- RECORDS SHOWN -
++++++

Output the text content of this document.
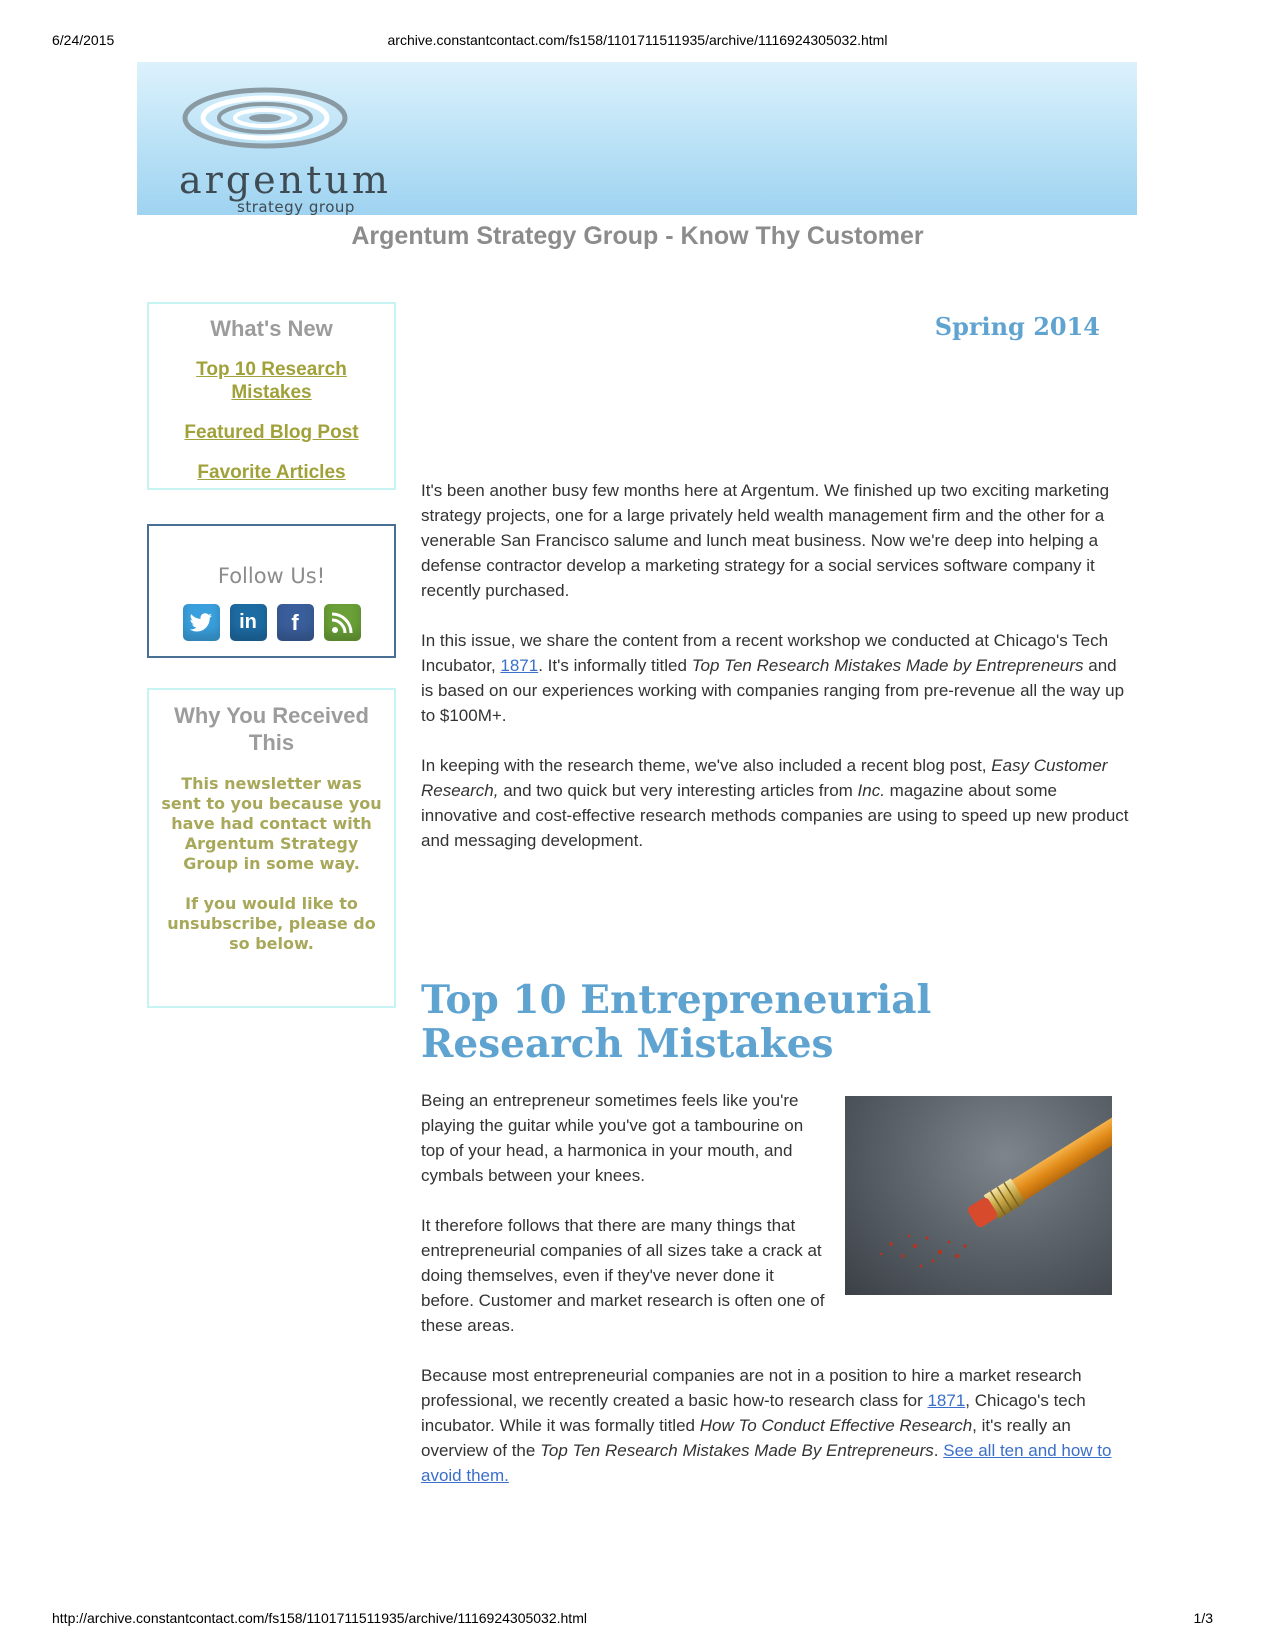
6/24/2015	archive.constantcontact.com/fs158/1101711511935/archive/1116924305032.html
argentum
strategy group
Argentum Strategy Group - Know Thy Customer
What's New
Top 10 Research Mistakes
Featured Blog Post
Favorite Articles
Follow Us!
in	f
Why You Received This
This newsletter was sent to you because you have had contact with Argentum Strategy Group in some way.
If you would like to unsubscribe, please do so below.
Spring 2014

It's been another busy few months here at Argentum. We finished up two exciting marketing strategy projects, one for a large privately held wealth management firm and the other for a venerable San Francisco salume and lunch meat business. Now we're deep into helping a defense contractor develop a marketing strategy for a social services software company it recently purchased.

In this issue, we share the content from a recent workshop we conducted at Chicago's Tech Incubator, 1871. It's informally titled Top Ten Research Mistakes Made by Entrepreneurs and is based on our experiences working with companies ranging from pre-revenue all the way up to $100M+.

In keeping with the research theme, we've also included a recent blog post, Easy Customer Research, and two quick but very interesting articles from Inc. magazine about some innovative and cost-effective research methods companies are using to speed up new product and messaging development.

Top 10 Entrepreneurial Research Mistakes

Being an entrepreneur sometimes feels like you're playing the guitar while you've got a tambourine on top of your head, a harmonica in your mouth, and cymbals between your knees.

It therefore follows that there are many things that entrepreneurial companies of all sizes take a crack at doing themselves, even if they've never done it before. Customer and market research is often one of these areas.

Because most entrepreneurial companies are not in a position to hire a market research professional, we recently created a basic how-to research class for 1871, Chicago's tech incubator. While it was formally titled How To Conduct Effective Research, it's really an overview of the Top Ten Research Mistakes Made By Entrepreneurs. See all ten and how to avoid them.

http://archive.constantcontact.com/fs158/1101711511935/archive/1116924305032.html	1/3
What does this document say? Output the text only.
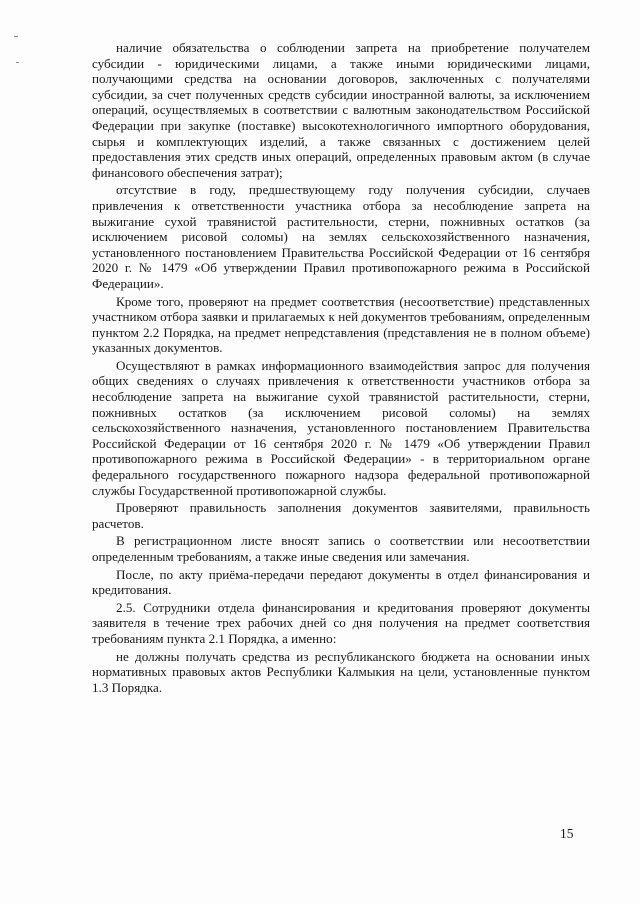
наличие обязательства о соблюдении запрета на приобретение получателем субсидии - юридическими лицами, а также иными юридическими лицами, получающими средства на основании договоров, заключенных с получателями субсидии, за счет полученных средств субсидии иностранной валюты, за исключением операций, осуществляемых в соответствии с валютным законодательством Российской Федерации при закупке (поставке) высокотехнологичного импортного оборудования, сырья и комплектующих изделий, а также связанных с достижением целей предоставления этих средств иных операций, определенных правовым актом (в случае финансового обеспечения затрат);

отсутствие в году, предшествующему году получения субсидии, случаев привлечения к ответственности участника отбора за несоблюдение запрета на выжигание сухой травянистой растительности, стерни, пожнивных остатков (за исключением рисовой соломы) на землях сельскохозяйственного назначения, установленного постановлением Правительства Российской Федерации от 16 сентября 2020 г. № 1479 «Об утверждении Правил противопожарного режима в Российской Федерации».

Кроме того, проверяют на предмет соответствия (несоответствие) представленных участником отбора заявки и прилагаемых к ней документов требованиям, определенным пунктом 2.2 Порядка, на предмет непредставления (представления не в полном объеме) указанных документов.

Осуществляют в рамках информационного взаимодействия запрос для получения общих сведениях о случаях привлечения к ответственности участников отбора за несоблюдение запрета на выжигание сухой травянистой растительности, стерни, пожнивных остатков (за исключением рисовой соломы) на землях сельскохозяйственного назначения, установленного постановлением Правительства Российской Федерации от 16 сентября 2020 г. № 1479 «Об утверждении Правил противопожарного режима в Российской Федерации» - в территориальном органе федерального государственного пожарного надзора федеральной противопожарной службы Государственной противопожарной службы.

Проверяют правильность заполнения документов заявителями, правильность расчетов.

В регистрационном листе вносят запись о соответствии или несоответствии определенным требованиям, а также иные сведения или замечания.

После, по акту приёма-передачи передают документы в отдел финансирования и кредитования.

2.5. Сотрудники отдела финансирования и кредитования проверяют документы заявителя в течение трех рабочих дней со дня получения на предмет соответствия требованиям пункта 2.1 Порядка, а именно:

не должны получать средства из республиканского бюджета на основании иных нормативных правовых актов Республики Калмыкия на цели, установленные пунктом 1.3 Порядка.

15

++++++

The entries above should be reproduced exactly, without their pictures.

- REPLY TO THE TASK -
Output the text content of this document.
6/24/2015	archive.constantcontact.com/fs158/1101711511935/archive/1116924305032.html
argentum
strategy group
Argentum Strategy Group - Know Thy Customer
What's New
Top 10 Research Mistakes
Featured Blog Post
Favorite Articles
Follow Us!
in	f
Why You Received This
This newsletter was sent to you because you have had contact with Argentum Strategy Group in some way.
If you would like to unsubscribe, please do so below.
Spring 2014

It's been another busy few months here at Argentum. We finished up two exciting marketing strategy projects, one for a large privately held wealth management firm and the other for a venerable San Francisco salume and lunch meat business. Now we're deep into helping a defense contractor develop a marketing strategy for a social services software company it recently purchased.

In this issue, we share the content from a recent workshop we conducted at Chicago's Tech Incubator, 1871. It's informally titled Top Ten Research Mistakes Made by Entrepreneurs and is based on our experiences working with companies ranging from pre-revenue all the way up to $100M+.

In keeping with the research theme, we've also included a recent blog post, Easy Customer Research, and two quick but very interesting articles from Inc. magazine about some innovative and cost-effective research methods companies are using to speed up new product and messaging development.

Top 10 Entrepreneurial Research Mistakes

Being an entrepreneur sometimes feels like you're playing the guitar while you've got a tambourine on top of your head, a harmonica in your mouth, and cymbals between your knees.

It therefore follows that there are many things that entrepreneurial companies of all sizes take a crack at doing themselves, even if they've never done it before. Customer and market research is often one of these areas.

Because most entrepreneurial companies are not in a position to hire a market research professional, we recently created a basic how-to research class for 1871, Chicago's tech incubator. While it was formally titled How To Conduct Effective Research, it's really an overview of the Top Ten Research Mistakes Made By Entrepreneurs. See all ten and how to avoid them.

http://archive.constantcontact.com/fs158/1101711511935/archive/1116924305032.html	1/3
What does this document say? Output the text only.
наличие обязательства о соблюдении запрета на приобретение получателем субсидии - юридическими лицами, а также иными юридическими лицами, получающими средства на основании договоров, заключенных с получателями субсидии, за счет полученных средств субсидии иностранной валюты, за исключением операций, осуществляемых в соответствии с валютным законодательством Российской Федерации при закупке (поставке) высокотехнологичного импортного оборудования, сырья и комплектующих изделий, а также связанных с достижением целей предоставления этих средств иных операций, определенных правовым актом (в случае финансового обеспечения затрат);

отсутствие в году, предшествующему году получения субсидии, случаев привлечения к ответственности участника отбора за несоблюдение запрета на выжигание сухой травянистой растительности, стерни, пожнивных остатков (за исключением рисовой соломы) на землях сельскохозяйственного назначения, установленного постановлением Правительства Российской Федерации от 16 сентября 2020 г. № 1479 «Об утверждении Правил противопожарного режима в Российской Федерации».

Кроме того, проверяют на предмет соответствия (несоответствие) представленных участником отбора заявки и прилагаемых к ней документов требованиям, определенным пунктом 2.2 Порядка, на предмет непредставления (представления не в полном объеме) указанных документов.

Осуществляют в рамках информационного взаимодействия запрос для получения общих сведениях о случаях привлечения к ответственности участников отбора за несоблюдение запрета на выжигание сухой травянистой растительности, стерни, пожнивных остатков (за исключением рисовой соломы) на землях сельскохозяйственного назначения, установленного постановлением Правительства Российской Федерации от 16 сентября 2020 г. № 1479 «Об утверждении Правил противопожарного режима в Российской Федерации» - в территориальном органе федерального государственного пожарного надзора федеральной противопожарной службы Государственной противопожарной службы.

Проверяют правильность заполнения документов заявителями, правильность расчетов.

В регистрационном листе вносят запись о соответствии или несоответствии определенным требованиям, а также иные сведения или замечания.

После, по акту приёма-передачи передают документы в отдел финансирования и кредитования.

2.5. Сотрудники отдела финансирования и кредитования проверяют документы заявителя в течение трех рабочих дней со дня получения на предмет соответствия требованиям пункта 2.1 Порядка, а именно:

не должны получать средства из республиканского бюджета на основании иных нормативных правовых актов Республики Калмыкия на цели, установленные пунктом 1.3 Порядка.

15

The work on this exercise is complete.